Take each line containing "SimpleMovingAvg" and report it exactly as written.
____________________
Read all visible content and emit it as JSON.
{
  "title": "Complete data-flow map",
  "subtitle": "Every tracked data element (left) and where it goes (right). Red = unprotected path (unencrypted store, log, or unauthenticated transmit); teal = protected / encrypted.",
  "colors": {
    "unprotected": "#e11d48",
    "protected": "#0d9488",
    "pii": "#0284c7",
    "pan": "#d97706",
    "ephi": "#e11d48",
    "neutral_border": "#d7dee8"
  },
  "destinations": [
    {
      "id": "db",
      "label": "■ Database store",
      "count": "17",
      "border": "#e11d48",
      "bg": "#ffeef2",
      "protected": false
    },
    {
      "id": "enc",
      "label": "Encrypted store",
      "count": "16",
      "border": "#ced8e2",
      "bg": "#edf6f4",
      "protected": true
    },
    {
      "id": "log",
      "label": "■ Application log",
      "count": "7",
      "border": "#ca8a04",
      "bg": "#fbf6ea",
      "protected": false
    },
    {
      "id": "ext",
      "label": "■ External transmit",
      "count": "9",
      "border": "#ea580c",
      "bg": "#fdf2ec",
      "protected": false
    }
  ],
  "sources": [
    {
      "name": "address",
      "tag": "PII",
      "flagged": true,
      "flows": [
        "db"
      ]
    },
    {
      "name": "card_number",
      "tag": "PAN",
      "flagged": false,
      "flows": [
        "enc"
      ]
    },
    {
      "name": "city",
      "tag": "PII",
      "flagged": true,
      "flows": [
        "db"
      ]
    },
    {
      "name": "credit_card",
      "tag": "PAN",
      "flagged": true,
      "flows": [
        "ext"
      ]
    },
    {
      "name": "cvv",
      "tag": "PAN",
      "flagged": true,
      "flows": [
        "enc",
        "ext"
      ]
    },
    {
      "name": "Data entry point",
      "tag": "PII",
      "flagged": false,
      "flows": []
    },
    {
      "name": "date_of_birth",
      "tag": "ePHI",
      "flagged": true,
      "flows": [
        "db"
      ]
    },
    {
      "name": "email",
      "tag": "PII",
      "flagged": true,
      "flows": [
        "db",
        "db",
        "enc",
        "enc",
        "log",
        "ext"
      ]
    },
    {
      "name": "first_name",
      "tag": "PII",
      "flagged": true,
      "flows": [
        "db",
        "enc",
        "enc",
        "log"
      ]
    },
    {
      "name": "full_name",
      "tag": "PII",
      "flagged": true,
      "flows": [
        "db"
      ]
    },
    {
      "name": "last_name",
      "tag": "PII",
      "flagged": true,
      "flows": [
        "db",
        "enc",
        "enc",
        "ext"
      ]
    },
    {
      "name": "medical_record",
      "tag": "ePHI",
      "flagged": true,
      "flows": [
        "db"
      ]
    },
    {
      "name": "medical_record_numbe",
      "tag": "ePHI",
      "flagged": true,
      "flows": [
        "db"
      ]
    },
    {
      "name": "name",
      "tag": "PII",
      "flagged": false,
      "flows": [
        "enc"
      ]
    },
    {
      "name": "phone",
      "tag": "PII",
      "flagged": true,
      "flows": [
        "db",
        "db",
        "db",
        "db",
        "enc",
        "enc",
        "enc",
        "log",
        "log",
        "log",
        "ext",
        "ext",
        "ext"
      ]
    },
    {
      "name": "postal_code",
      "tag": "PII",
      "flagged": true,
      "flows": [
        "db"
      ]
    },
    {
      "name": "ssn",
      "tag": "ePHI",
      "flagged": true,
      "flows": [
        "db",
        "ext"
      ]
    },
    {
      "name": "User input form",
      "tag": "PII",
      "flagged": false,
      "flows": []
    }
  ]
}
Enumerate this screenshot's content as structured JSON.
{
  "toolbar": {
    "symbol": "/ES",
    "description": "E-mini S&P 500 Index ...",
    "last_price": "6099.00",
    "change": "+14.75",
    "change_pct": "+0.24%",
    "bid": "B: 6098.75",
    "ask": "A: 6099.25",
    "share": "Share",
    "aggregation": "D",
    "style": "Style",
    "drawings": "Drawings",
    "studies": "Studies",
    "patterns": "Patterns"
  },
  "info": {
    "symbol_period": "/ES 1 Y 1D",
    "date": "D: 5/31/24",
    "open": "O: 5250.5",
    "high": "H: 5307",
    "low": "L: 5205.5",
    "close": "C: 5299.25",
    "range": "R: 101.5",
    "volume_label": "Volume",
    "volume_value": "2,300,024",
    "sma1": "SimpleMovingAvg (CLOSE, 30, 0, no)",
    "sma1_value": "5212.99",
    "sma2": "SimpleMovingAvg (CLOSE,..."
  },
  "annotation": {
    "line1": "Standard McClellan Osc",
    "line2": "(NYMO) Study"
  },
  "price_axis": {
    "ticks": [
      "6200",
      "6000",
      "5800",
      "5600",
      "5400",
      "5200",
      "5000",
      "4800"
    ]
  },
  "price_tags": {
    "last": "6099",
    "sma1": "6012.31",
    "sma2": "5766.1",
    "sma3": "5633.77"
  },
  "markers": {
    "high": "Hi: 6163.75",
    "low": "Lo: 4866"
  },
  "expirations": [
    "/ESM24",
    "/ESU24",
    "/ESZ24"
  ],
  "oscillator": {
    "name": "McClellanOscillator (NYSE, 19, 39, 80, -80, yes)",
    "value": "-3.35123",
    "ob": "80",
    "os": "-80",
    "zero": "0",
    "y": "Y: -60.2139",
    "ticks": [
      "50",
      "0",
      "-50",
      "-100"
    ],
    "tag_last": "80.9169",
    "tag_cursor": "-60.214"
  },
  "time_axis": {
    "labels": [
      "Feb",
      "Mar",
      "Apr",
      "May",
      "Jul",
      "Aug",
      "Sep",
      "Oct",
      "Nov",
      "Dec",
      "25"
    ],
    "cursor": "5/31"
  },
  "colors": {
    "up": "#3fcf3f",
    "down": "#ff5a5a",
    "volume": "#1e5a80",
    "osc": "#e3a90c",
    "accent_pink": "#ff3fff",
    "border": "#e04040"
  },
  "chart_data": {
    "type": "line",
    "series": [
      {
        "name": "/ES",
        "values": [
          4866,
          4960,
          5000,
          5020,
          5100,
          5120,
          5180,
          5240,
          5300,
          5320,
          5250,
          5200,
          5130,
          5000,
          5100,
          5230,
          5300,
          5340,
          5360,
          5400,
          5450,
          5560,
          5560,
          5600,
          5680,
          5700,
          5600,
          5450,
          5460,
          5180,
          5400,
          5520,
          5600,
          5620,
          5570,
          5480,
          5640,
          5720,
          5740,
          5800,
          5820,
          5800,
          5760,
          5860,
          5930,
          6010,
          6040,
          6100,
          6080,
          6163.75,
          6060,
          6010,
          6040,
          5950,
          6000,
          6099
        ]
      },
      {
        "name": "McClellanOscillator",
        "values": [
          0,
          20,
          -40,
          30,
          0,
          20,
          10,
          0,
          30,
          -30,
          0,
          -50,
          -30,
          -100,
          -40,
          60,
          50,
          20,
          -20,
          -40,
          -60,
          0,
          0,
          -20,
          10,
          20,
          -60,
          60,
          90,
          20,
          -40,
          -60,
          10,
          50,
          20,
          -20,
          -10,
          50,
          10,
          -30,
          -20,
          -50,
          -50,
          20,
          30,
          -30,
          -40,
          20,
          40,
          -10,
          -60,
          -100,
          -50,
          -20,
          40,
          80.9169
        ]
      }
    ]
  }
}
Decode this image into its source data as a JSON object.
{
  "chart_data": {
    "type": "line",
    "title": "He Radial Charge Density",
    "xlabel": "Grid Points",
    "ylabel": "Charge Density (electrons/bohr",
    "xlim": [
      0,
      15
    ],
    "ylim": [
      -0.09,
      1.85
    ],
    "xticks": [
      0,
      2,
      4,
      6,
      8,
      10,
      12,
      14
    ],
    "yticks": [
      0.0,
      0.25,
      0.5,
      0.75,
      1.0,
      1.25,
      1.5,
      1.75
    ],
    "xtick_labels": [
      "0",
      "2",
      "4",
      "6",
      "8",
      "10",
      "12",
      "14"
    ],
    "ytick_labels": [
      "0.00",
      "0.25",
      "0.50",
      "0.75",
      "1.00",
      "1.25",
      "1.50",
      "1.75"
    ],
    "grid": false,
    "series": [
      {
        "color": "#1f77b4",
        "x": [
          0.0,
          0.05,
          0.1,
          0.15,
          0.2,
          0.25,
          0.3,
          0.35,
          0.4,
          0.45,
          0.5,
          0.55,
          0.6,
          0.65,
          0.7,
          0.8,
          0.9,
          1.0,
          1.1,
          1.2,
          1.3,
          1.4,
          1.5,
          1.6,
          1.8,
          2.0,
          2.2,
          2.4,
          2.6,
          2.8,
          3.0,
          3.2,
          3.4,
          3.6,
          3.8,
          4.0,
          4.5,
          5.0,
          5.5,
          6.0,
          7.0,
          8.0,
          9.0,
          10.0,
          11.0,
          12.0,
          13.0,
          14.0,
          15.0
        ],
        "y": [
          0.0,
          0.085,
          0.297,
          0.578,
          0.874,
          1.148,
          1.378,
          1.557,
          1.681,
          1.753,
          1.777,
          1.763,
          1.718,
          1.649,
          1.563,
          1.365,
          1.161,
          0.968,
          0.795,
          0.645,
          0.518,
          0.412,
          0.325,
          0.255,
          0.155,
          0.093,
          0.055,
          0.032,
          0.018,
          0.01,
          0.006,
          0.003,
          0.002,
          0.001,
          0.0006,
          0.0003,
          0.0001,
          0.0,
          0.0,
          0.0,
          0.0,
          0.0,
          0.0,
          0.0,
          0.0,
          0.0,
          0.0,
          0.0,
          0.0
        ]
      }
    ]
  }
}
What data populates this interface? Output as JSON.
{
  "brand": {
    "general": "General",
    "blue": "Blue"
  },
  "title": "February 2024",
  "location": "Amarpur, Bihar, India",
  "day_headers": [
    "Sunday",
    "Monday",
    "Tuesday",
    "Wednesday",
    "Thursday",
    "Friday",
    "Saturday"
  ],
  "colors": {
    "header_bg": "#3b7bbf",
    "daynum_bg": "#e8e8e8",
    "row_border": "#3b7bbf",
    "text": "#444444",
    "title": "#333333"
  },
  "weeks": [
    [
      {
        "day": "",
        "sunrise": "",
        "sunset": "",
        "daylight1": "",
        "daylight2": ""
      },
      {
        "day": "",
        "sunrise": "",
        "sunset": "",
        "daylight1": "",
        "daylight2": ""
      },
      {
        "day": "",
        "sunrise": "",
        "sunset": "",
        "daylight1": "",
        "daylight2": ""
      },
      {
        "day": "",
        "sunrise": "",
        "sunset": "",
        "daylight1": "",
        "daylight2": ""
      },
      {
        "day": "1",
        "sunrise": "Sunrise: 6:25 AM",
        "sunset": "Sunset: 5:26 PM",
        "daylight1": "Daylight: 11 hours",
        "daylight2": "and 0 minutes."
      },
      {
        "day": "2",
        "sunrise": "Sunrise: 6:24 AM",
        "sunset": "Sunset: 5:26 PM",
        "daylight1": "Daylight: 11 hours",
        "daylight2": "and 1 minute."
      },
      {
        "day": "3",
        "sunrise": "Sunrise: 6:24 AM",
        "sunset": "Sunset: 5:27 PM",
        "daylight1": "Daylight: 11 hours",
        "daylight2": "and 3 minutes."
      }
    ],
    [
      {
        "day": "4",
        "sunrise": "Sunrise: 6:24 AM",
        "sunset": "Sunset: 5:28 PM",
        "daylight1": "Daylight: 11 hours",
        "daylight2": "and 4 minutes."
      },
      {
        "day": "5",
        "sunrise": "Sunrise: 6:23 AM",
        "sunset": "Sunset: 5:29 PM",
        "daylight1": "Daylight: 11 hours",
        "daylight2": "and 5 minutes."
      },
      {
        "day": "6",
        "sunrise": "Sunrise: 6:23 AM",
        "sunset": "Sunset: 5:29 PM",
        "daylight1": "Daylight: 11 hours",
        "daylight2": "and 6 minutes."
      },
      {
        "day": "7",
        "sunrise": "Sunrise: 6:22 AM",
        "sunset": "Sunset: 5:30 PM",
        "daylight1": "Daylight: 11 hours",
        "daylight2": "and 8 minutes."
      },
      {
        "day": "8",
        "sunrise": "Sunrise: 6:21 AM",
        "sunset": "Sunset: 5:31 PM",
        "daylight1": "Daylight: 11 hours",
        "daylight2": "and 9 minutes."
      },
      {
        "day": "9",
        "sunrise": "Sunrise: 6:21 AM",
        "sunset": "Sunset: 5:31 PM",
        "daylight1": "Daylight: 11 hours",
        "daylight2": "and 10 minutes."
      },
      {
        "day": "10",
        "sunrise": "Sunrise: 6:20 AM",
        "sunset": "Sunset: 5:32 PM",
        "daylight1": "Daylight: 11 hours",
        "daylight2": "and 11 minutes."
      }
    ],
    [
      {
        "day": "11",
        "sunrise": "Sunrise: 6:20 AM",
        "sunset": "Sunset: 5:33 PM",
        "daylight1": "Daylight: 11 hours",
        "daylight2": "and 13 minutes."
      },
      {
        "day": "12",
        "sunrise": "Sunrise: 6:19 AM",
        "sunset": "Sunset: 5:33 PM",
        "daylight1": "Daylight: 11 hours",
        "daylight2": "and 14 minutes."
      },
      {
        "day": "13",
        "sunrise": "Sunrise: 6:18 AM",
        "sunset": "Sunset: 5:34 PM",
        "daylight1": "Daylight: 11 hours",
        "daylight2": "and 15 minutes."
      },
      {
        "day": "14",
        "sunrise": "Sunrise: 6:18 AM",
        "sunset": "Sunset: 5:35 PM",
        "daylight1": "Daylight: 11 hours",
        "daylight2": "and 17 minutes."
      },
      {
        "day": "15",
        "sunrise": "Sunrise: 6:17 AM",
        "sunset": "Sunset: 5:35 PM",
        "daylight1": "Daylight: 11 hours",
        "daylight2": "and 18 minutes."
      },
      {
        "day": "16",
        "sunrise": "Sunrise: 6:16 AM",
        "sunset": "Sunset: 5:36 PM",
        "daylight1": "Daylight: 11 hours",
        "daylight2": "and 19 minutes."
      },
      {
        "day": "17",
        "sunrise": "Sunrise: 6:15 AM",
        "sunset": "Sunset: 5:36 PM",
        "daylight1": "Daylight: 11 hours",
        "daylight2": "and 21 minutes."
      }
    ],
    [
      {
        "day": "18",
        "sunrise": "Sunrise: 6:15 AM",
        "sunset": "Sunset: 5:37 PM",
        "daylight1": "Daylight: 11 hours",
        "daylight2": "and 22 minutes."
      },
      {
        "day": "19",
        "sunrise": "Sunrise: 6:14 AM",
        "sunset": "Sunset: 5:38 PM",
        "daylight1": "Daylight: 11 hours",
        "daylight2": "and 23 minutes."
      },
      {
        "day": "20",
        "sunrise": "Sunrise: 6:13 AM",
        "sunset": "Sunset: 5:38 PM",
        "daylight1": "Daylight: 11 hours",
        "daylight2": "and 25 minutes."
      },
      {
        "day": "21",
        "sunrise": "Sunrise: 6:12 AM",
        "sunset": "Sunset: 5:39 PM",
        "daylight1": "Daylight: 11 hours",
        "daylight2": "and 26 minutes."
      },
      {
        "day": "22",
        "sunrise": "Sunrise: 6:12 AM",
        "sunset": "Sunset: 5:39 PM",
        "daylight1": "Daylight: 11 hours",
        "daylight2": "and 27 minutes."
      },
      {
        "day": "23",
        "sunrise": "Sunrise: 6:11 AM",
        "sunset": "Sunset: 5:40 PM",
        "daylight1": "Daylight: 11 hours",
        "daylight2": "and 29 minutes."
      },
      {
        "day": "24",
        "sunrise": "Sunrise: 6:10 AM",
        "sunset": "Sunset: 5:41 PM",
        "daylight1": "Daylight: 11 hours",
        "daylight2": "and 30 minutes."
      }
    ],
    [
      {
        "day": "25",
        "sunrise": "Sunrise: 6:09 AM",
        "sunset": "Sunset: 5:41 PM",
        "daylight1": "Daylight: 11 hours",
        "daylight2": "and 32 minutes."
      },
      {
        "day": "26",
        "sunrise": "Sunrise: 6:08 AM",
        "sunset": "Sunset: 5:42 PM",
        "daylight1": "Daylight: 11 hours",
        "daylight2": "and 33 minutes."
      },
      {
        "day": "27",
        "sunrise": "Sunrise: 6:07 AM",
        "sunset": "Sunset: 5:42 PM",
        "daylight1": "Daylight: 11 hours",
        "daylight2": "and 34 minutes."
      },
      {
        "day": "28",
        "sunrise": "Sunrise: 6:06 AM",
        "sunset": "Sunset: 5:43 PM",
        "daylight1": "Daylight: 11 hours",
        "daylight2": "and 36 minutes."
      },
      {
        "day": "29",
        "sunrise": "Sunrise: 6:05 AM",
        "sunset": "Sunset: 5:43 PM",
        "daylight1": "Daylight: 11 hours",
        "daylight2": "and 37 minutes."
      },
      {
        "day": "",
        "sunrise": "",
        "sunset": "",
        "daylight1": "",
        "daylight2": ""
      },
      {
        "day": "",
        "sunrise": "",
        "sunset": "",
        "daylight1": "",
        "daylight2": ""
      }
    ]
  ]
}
____________________
→ **Complete output**
    "sma1": "SimpleMovingAvg (CLOSE, 30, 0, no)",
    "sma2": "SimpleMovingAvg (CLOSE,..."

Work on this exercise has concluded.